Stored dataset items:
▼▼▼

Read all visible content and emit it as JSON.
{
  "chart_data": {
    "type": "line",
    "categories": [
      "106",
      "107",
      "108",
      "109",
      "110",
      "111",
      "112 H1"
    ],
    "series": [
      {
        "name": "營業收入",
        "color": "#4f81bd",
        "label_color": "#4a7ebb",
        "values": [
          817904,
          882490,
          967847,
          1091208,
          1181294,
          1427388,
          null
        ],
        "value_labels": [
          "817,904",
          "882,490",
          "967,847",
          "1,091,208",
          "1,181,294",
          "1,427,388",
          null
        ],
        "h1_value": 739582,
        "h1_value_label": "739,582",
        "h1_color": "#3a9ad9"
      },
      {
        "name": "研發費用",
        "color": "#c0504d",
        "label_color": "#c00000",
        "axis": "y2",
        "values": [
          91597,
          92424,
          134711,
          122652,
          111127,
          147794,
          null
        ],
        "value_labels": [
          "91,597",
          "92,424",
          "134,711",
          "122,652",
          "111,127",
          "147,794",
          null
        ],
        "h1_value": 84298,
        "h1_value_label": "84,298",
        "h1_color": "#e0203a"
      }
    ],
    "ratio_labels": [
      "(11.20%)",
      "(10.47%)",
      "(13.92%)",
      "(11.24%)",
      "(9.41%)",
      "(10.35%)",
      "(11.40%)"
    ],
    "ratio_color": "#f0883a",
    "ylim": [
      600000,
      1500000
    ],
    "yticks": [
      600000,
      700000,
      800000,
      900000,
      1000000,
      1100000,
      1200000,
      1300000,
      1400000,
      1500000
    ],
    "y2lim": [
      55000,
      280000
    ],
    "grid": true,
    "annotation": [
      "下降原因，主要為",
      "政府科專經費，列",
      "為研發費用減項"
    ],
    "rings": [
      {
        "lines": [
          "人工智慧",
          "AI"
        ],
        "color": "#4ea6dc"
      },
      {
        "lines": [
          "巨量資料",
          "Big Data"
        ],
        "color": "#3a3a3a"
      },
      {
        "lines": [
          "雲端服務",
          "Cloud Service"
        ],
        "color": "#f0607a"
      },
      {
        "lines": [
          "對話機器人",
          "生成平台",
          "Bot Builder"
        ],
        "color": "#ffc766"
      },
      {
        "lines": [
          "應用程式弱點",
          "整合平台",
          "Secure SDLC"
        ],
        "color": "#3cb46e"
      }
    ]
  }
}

▲▲▲

**WORK TO DO**
Transcribe the data above in full, exactly.

**SOLVED PROBLEM**
Read all visible content and emit it as JSON.
{
  "chart_data": {
    "type": "line",
    "categories": [
      "106",
      "107",
      "108",
      "109",
      "110",
      "111",
      "112 H1"
    ],
    "series": [
      {
        "name": "營業收入",
        "color": "#4f81bd",
        "label_color": "#4a7ebb",
        "values": [
          817904,
          882490,
          967847,
          1091208,
          1181294,
          1427388,
          null
        ],
        "value_labels": [
          "817,904",
          "882,490",
          "967,847",
          "1,091,208",
          "1,181,294",
          "1,427,388",
          null
        ],
        "h1_value": 739582,
        "h1_value_label": "739,582",
        "h1_color": "#3a9ad9"
      },
      {
        "name": "研發費用",
        "color": "#c0504d",
        "label_color": "#c00000",
        "axis": "y2",
        "values": [
          91597,
          92424,
          134711,
          122652,
          111127,
          147794,
          null
        ],
        "value_labels": [
          "91,597",
          "92,424",
          "134,711",
          "122,652",
          "111,127",
          "147,794",
          null
        ],
        "h1_value": 84298,
        "h1_value_label": "84,298",
        "h1_color": "#e0203a"
      }
    ],
    "ratio_labels": [
      "(11.20%)",
      "(10.47%)",
      "(13.92%)",
      "(11.24%)",
      "(9.41%)",
      "(10.35%)",
      "(11.40%)"
    ],
    "ratio_color": "#f0883a",
    "ylim": [
      600000,
      1500000
    ],
    "yticks": [
      600000,
      700000,
      800000,
      900000,
      1000000,
      1100000,
      1200000,
      1300000,
      1400000,
      1500000
    ],
    "y2lim": [
      55000,
      280000
    ],
    "grid": true,
    "annotation": [
      "下降原因，主要為",
      "政府科專經費，列",
      "為研發費用減項"
    ],
    "rings": [
      {
        "lines": [
          "人工智慧",
          "AI"
        ],
        "color": "#4ea6dc"
      },
      {
        "lines": [
          "巨量資料",
          "Big Data"
        ],
        "color": "#3a3a3a"
      },
      {
        "lines": [
          "雲端服務",
          "Cloud Service"
        ],
        "color": "#f0607a"
      },
      {
        "lines": [
          "對話機器人",
          "生成平台",
          "Bot Builder"
        ],
        "color": "#ffc766"
      },
      {
        "lines": [
          "應用程式弱點",
          "整合平台",
          "Secure SDLC"
        ],
        "color": "#3cb46e"
      }
    ]
  }
}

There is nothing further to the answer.